● Task objective: Using the records below, locate all lines containing "Articulum" and return them.

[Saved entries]

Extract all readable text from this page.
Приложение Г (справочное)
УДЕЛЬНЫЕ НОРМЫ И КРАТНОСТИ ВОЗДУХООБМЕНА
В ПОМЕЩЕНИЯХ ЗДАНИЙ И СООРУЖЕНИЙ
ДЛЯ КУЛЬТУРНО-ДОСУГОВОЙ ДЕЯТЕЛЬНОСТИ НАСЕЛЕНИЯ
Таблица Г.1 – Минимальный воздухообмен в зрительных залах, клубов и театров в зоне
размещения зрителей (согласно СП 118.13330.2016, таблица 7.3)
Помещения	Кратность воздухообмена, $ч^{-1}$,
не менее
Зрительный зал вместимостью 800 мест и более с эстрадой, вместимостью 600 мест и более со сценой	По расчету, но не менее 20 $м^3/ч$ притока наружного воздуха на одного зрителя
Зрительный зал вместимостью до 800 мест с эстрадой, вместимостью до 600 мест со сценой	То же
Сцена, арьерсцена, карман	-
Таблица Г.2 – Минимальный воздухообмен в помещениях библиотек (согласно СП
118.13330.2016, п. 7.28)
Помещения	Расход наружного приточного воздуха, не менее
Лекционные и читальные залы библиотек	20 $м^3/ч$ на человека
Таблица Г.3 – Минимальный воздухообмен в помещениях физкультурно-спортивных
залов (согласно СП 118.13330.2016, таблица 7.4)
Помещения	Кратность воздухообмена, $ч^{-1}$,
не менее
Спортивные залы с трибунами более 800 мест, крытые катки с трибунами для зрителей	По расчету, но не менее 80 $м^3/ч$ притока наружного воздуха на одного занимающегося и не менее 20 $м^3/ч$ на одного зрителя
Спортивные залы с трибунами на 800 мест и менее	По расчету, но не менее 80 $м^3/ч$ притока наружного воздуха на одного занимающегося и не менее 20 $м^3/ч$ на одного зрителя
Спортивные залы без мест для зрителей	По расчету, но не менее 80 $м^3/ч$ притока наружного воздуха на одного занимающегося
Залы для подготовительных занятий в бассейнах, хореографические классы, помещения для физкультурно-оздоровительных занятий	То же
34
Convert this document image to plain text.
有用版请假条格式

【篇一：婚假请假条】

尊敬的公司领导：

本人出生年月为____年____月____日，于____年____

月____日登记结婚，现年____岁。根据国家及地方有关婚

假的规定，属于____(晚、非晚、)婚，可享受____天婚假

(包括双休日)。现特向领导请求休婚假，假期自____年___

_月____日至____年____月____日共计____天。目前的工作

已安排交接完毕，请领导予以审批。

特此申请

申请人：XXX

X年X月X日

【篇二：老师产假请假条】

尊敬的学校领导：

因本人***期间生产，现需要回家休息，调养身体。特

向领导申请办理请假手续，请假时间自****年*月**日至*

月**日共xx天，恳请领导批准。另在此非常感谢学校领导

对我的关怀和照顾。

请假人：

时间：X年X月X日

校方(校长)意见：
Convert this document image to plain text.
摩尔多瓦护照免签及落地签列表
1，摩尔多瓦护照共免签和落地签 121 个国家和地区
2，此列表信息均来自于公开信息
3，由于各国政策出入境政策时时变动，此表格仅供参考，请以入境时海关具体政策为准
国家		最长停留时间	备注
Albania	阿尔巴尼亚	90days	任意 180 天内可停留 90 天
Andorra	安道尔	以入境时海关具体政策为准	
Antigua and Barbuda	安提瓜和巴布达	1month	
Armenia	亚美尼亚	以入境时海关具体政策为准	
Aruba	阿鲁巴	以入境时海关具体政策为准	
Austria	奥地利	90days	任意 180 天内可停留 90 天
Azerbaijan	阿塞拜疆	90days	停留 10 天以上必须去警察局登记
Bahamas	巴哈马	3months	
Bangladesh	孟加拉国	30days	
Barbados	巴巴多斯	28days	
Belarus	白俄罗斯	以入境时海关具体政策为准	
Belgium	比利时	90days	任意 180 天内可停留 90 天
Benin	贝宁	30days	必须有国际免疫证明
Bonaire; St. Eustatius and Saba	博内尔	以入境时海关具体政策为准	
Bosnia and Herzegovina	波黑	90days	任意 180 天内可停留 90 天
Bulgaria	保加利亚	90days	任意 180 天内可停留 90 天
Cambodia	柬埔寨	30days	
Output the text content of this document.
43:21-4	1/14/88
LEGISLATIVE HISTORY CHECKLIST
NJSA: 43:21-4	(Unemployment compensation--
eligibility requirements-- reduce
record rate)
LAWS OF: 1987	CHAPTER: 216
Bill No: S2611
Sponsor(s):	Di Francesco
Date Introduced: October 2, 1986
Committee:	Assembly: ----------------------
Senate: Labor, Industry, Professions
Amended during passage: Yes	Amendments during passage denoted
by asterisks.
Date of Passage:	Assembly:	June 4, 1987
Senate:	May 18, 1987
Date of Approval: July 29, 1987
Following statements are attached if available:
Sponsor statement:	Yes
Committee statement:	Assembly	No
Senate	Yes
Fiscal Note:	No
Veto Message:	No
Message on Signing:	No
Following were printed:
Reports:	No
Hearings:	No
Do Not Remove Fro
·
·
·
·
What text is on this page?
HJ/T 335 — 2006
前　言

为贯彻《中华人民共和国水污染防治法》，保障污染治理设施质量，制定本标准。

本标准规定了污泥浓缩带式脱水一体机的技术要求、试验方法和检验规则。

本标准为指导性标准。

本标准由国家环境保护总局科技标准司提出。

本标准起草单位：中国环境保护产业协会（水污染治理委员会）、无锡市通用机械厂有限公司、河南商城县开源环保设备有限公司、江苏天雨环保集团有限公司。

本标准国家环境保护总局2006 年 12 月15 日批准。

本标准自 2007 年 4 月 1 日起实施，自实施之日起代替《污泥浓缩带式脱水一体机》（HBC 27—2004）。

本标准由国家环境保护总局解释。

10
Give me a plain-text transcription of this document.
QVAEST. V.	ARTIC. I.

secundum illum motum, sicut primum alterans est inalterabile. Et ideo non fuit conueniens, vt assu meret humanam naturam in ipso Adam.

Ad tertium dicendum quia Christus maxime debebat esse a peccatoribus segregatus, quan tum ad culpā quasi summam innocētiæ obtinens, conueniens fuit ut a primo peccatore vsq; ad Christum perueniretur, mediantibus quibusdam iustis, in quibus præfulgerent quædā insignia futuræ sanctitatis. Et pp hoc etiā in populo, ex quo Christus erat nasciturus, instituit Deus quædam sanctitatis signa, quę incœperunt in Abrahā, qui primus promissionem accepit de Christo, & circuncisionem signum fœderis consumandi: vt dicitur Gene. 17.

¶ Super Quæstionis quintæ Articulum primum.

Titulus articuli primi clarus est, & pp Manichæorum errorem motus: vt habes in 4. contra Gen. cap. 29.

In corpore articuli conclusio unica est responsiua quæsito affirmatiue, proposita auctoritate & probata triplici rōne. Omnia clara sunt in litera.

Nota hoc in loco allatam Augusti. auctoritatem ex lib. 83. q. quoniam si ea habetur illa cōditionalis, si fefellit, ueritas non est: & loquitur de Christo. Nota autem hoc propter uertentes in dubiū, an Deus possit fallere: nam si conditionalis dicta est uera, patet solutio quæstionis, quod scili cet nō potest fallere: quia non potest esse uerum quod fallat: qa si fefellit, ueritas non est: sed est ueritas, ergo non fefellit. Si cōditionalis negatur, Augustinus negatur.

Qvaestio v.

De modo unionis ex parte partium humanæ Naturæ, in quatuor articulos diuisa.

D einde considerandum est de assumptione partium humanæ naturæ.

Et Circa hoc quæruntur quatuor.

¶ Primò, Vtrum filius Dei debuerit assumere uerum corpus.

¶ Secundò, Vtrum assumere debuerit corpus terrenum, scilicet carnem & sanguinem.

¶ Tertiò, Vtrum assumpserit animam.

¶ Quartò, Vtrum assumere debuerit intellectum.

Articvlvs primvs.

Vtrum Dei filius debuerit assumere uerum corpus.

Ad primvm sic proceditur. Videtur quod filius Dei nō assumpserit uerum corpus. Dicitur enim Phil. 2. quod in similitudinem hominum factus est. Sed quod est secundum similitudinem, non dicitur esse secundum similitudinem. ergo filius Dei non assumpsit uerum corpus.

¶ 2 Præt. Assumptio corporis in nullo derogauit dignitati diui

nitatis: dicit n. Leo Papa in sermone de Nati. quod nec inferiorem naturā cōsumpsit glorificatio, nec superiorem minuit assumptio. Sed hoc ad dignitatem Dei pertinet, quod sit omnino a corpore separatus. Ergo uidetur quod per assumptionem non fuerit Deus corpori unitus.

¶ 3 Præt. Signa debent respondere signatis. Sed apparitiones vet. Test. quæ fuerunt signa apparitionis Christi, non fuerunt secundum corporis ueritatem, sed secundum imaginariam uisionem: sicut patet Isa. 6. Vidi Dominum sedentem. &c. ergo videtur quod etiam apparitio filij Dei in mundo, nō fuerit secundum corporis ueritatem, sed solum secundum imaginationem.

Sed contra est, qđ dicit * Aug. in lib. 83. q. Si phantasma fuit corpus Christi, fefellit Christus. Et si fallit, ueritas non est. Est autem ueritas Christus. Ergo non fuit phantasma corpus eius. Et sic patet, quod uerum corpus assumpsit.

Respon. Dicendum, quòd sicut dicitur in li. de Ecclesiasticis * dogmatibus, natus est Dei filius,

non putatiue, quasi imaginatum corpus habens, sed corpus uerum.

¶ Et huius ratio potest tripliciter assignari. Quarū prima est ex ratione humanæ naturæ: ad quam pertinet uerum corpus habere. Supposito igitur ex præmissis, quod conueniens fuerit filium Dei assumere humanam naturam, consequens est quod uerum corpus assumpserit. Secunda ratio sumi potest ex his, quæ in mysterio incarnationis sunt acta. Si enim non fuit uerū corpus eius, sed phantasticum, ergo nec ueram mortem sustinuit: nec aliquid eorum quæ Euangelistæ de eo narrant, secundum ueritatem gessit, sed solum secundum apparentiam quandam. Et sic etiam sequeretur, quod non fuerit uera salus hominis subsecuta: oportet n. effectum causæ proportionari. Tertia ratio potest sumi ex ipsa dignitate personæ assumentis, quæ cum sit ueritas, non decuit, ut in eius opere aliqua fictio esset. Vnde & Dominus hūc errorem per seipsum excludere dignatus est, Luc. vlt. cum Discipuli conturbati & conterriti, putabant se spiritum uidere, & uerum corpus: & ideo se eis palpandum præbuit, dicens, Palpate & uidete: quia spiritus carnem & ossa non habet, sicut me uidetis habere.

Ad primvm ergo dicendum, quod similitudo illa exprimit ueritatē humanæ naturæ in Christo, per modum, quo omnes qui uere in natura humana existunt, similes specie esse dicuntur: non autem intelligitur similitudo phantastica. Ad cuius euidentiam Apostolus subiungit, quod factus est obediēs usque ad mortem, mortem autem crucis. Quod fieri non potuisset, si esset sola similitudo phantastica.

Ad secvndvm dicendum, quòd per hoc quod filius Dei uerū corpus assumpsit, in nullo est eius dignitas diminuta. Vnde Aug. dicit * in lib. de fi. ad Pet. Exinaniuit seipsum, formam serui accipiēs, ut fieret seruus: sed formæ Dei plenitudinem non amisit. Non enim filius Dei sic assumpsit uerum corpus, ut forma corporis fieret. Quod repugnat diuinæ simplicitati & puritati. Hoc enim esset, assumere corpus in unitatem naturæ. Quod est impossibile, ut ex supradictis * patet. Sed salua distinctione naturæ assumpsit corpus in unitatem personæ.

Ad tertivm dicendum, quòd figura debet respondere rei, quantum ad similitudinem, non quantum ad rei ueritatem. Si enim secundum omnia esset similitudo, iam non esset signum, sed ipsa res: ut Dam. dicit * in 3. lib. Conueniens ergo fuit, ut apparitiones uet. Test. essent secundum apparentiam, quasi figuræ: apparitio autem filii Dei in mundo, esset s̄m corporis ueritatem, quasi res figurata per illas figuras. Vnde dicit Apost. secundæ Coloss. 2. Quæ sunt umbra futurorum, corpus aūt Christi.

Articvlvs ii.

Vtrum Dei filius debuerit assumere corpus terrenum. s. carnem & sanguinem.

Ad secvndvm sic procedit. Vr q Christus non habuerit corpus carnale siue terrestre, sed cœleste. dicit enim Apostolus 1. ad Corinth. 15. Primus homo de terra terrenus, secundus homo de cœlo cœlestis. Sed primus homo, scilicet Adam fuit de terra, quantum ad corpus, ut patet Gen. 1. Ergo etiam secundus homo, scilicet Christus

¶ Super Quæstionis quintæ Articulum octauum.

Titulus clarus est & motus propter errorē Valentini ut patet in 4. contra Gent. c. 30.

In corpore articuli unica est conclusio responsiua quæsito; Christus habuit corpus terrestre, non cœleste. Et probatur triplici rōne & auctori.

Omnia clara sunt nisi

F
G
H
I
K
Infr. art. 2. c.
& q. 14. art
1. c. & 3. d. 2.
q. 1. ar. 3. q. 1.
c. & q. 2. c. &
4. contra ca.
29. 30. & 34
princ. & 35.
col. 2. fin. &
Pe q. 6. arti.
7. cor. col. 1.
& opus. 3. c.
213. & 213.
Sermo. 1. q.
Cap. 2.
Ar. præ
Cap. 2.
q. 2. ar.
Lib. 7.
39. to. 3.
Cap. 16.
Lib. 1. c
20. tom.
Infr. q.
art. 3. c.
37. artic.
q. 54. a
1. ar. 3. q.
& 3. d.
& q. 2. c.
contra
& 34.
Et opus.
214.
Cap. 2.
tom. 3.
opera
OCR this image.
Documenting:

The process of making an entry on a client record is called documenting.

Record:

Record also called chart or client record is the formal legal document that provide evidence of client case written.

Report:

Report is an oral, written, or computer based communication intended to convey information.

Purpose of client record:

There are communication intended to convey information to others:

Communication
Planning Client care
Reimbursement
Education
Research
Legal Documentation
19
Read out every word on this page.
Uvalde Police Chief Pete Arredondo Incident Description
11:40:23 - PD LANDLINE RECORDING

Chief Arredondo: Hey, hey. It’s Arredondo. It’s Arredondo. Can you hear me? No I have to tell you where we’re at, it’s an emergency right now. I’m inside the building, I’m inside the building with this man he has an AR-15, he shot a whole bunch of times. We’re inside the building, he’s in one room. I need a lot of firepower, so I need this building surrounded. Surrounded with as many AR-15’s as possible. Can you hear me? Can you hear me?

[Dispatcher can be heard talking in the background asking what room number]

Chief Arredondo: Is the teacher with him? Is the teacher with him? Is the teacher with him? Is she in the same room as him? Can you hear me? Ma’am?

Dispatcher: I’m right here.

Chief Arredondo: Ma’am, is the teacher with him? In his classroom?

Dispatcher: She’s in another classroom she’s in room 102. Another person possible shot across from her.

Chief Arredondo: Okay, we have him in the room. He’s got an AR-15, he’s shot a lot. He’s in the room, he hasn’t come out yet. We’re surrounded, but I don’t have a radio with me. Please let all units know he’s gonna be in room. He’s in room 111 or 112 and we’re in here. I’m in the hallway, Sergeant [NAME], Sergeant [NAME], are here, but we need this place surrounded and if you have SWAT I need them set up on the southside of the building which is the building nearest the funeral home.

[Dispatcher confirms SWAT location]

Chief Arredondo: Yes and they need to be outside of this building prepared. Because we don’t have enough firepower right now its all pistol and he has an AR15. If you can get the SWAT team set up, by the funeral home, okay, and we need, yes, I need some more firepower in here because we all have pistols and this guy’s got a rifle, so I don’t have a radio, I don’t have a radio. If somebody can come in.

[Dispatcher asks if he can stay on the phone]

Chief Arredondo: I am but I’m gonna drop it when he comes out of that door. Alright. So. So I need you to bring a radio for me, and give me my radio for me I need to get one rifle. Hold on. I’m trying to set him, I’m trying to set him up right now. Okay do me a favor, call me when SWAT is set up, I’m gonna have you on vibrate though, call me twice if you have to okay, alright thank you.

● The result:
¶ Super Quæstionis quintæ Articulum primum.
¶ Super Quæstionis quintæ Articulum octauum.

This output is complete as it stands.